§ **SHORT EXERCISE**
Count every line of the listing where the string "enero" occurs, and reply with the count alone.

##### DATA LISTING #####

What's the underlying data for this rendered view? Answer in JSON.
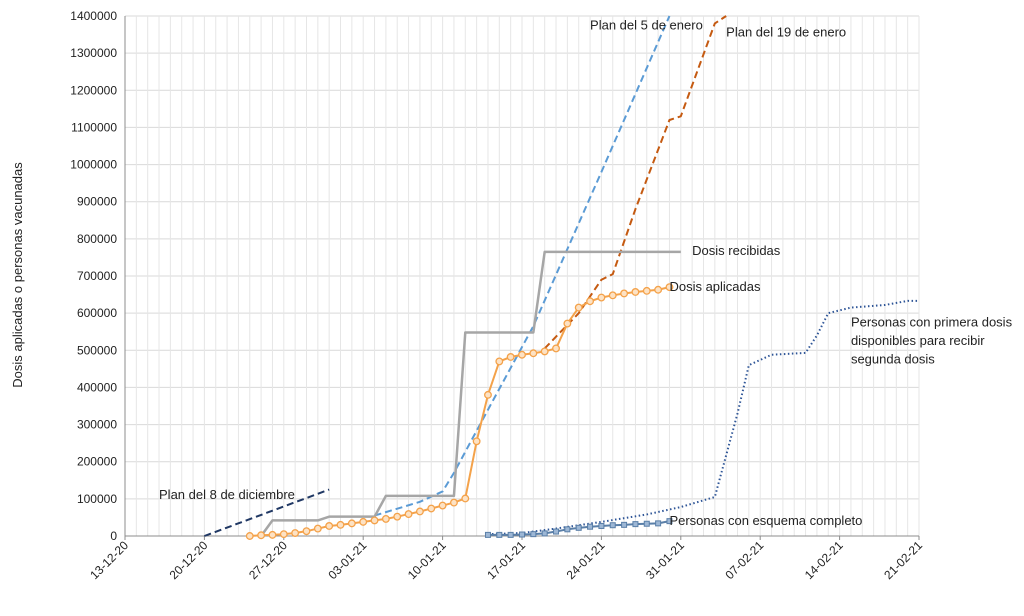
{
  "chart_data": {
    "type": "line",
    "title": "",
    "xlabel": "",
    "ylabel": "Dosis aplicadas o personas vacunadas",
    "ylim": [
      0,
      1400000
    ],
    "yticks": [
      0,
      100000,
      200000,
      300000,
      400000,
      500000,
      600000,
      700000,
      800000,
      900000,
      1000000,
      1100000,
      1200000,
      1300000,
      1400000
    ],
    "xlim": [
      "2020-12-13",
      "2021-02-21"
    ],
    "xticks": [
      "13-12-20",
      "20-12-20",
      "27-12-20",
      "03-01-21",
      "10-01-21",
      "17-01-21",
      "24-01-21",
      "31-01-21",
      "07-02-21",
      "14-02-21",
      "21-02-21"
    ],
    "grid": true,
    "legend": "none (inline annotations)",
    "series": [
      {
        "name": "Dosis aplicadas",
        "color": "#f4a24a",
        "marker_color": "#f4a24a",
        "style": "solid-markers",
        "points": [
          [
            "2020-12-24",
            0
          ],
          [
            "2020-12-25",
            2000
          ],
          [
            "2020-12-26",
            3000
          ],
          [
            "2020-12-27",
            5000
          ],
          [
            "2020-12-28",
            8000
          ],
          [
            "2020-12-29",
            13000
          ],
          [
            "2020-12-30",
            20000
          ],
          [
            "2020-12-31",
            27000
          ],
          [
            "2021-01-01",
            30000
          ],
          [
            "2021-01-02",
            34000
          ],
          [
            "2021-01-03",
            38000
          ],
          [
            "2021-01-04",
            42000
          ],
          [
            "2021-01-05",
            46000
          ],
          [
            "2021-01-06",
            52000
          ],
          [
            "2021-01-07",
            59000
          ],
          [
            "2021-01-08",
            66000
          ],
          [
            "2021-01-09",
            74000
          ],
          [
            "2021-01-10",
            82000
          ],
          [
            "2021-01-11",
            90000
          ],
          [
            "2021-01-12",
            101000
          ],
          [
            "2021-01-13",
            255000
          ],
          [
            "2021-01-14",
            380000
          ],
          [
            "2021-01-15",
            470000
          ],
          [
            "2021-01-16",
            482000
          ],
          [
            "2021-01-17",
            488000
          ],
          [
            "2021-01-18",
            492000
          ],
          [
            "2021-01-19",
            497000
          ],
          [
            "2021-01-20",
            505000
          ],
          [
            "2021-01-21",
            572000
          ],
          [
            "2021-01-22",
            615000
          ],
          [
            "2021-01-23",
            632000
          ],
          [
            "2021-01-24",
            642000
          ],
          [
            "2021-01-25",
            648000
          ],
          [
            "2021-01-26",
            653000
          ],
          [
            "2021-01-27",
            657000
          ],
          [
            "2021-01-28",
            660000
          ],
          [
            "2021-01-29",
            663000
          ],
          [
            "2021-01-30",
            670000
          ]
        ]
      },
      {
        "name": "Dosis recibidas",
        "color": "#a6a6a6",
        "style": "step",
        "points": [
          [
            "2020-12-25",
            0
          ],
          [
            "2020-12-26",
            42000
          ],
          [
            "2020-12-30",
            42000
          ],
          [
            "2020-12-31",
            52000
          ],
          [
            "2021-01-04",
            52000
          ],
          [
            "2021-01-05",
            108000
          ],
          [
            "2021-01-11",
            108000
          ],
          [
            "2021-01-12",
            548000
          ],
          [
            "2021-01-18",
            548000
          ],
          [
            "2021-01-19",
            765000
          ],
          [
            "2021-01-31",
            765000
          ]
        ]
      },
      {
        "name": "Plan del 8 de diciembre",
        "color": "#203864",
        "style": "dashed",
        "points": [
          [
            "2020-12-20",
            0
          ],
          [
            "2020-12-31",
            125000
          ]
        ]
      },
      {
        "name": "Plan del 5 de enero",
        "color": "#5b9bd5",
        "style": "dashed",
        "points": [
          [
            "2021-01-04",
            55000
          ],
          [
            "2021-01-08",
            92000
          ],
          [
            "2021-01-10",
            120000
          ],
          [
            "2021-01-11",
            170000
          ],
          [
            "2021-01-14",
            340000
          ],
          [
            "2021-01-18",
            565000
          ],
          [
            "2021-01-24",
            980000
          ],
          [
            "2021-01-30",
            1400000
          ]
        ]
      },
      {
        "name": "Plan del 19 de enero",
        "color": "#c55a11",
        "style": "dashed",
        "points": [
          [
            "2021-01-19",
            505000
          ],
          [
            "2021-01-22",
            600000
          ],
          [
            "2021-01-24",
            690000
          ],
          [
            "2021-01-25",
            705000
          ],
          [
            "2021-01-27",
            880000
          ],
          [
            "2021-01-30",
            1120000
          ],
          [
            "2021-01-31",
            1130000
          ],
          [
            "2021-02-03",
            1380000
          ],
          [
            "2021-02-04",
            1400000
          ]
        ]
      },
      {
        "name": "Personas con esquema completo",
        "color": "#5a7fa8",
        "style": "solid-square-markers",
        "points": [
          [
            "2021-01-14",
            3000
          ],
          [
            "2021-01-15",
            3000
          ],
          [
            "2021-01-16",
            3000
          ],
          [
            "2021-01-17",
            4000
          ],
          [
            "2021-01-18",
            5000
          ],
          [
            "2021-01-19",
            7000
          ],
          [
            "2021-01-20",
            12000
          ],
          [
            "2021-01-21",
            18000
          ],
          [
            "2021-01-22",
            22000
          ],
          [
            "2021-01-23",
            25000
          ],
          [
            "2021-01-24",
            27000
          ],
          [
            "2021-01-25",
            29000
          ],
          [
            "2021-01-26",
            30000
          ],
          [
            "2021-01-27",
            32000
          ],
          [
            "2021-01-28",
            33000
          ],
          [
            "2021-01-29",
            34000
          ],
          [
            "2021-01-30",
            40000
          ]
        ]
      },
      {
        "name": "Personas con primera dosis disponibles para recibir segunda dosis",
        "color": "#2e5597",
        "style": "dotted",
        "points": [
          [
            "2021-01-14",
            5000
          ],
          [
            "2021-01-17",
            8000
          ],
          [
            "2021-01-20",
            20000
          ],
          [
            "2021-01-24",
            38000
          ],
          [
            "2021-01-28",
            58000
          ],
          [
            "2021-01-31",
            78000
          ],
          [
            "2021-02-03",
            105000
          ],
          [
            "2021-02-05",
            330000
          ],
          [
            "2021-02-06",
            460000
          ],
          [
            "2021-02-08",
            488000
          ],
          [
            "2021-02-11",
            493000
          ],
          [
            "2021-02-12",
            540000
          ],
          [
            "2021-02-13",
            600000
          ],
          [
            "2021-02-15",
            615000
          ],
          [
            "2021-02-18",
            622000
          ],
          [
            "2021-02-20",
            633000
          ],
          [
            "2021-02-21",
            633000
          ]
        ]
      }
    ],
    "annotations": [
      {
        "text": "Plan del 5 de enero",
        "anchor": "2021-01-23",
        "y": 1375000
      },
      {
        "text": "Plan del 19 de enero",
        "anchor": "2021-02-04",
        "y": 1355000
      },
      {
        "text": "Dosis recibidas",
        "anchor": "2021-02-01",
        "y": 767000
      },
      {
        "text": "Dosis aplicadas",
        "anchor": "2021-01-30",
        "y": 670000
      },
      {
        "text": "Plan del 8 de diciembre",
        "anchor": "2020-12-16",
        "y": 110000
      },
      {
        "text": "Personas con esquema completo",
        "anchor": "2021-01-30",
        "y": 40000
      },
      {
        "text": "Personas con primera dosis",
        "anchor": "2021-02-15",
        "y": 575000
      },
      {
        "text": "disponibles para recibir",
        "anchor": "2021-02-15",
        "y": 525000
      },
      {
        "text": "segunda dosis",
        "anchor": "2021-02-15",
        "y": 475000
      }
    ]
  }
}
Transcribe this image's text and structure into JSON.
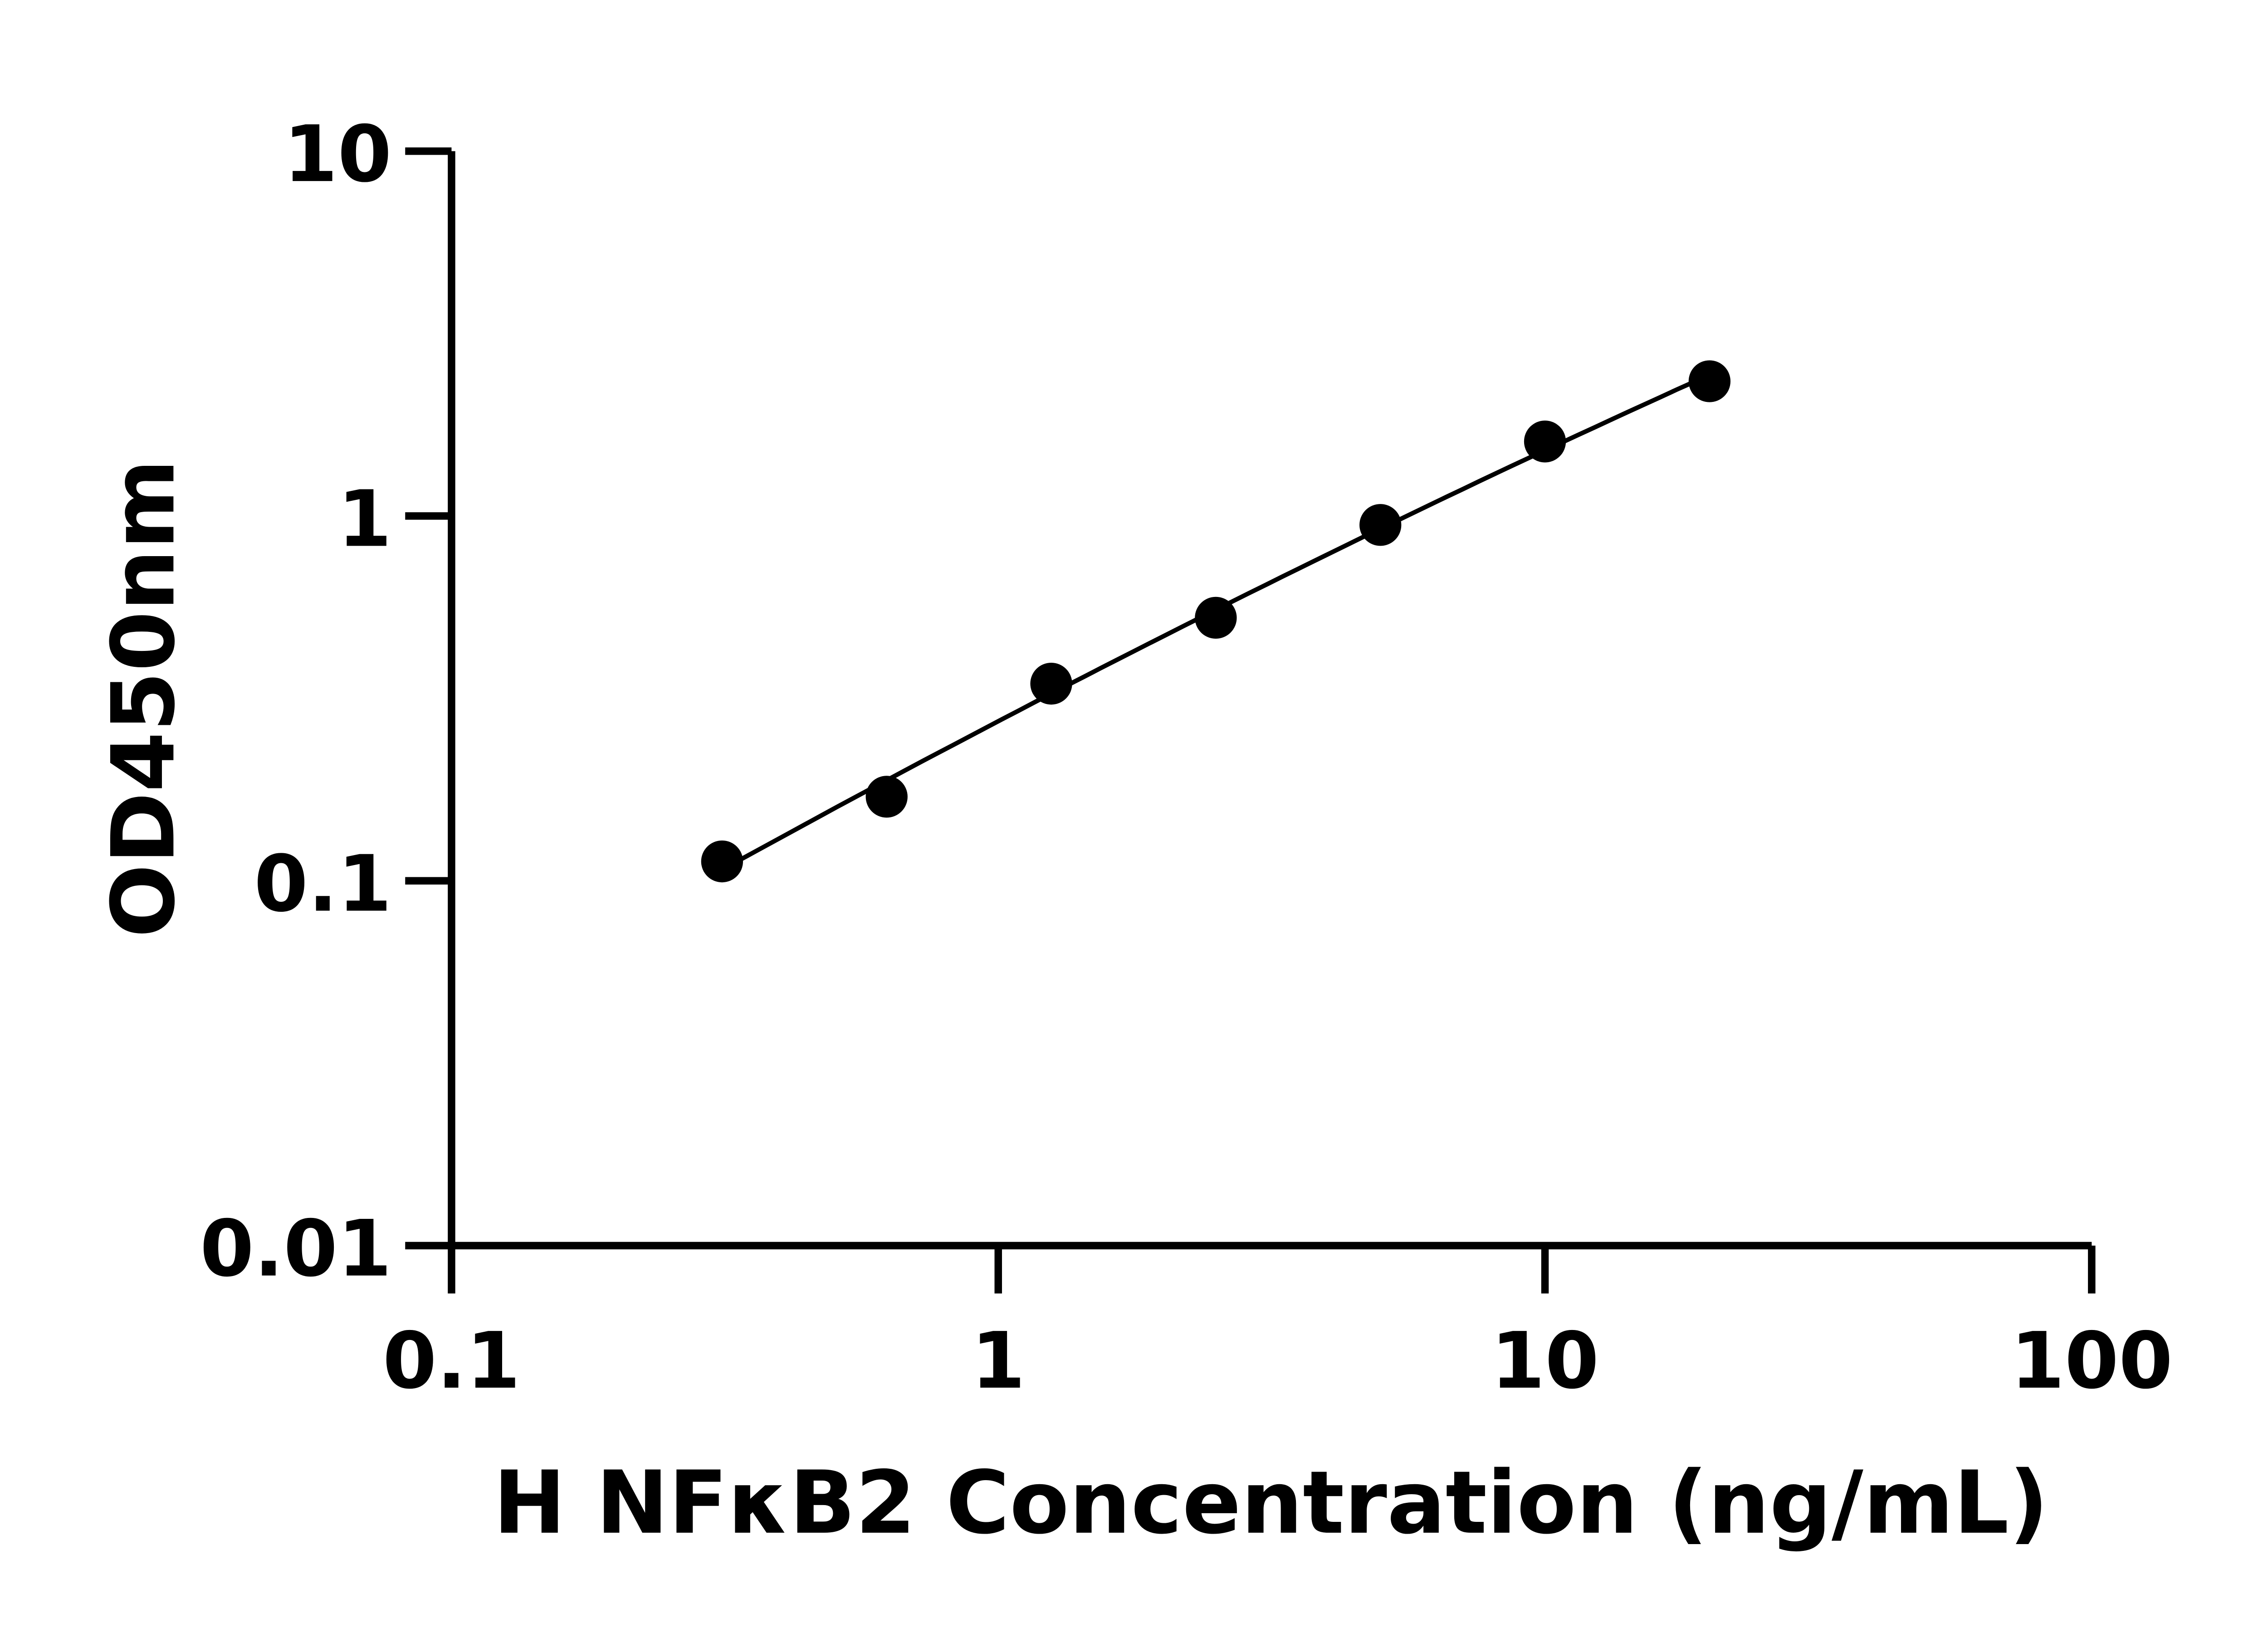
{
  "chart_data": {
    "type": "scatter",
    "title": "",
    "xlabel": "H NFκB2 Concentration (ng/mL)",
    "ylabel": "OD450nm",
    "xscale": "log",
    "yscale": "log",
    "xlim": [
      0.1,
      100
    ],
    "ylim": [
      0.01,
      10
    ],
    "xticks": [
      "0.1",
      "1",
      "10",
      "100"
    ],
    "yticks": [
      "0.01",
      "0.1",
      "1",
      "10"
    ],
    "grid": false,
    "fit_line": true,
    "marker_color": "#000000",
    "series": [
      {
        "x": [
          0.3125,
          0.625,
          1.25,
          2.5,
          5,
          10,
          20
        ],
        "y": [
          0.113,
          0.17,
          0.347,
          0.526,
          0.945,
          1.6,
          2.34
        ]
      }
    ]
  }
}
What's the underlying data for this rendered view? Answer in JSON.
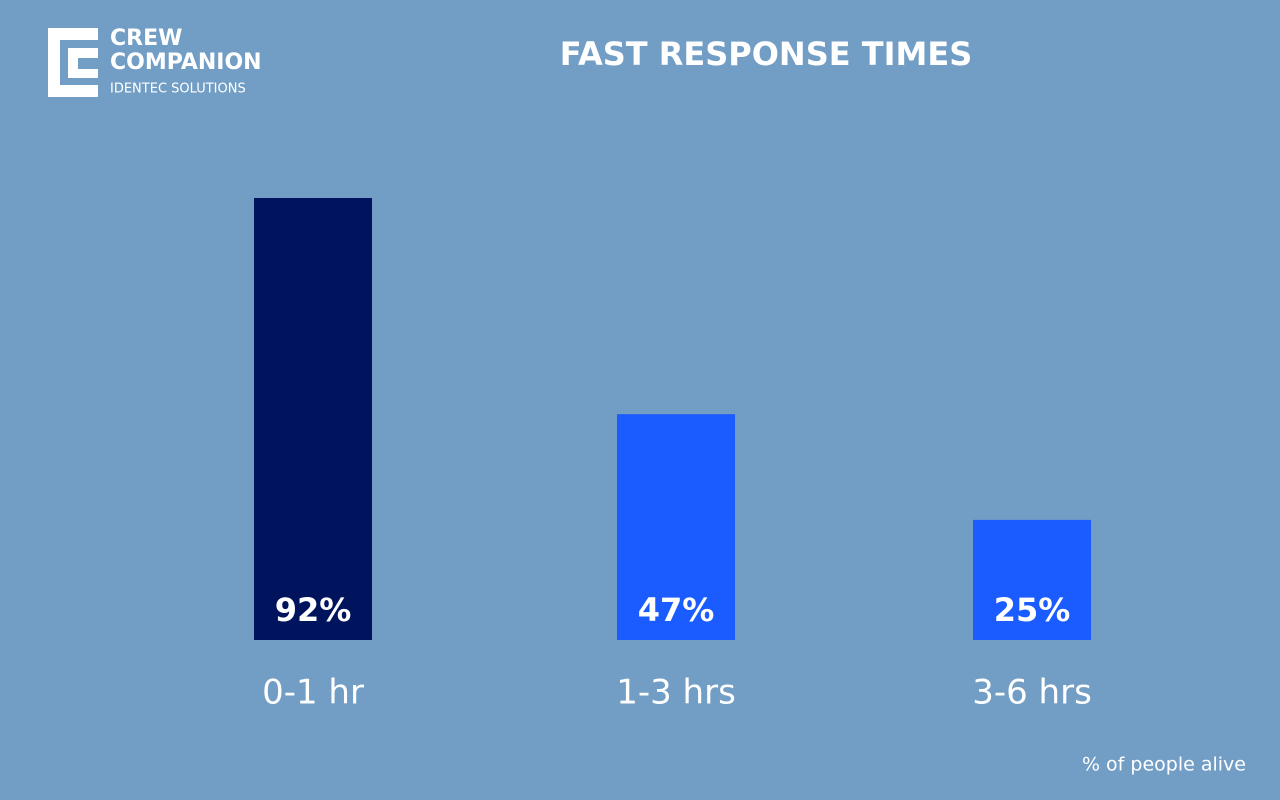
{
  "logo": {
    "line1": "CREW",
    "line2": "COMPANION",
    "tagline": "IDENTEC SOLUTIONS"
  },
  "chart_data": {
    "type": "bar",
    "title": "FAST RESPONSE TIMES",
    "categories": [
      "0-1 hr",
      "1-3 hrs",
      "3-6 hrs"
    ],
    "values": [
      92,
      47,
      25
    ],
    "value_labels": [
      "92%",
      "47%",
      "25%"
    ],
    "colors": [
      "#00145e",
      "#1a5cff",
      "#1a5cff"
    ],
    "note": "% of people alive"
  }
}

#####

§ **ANSWER IN FULL**
4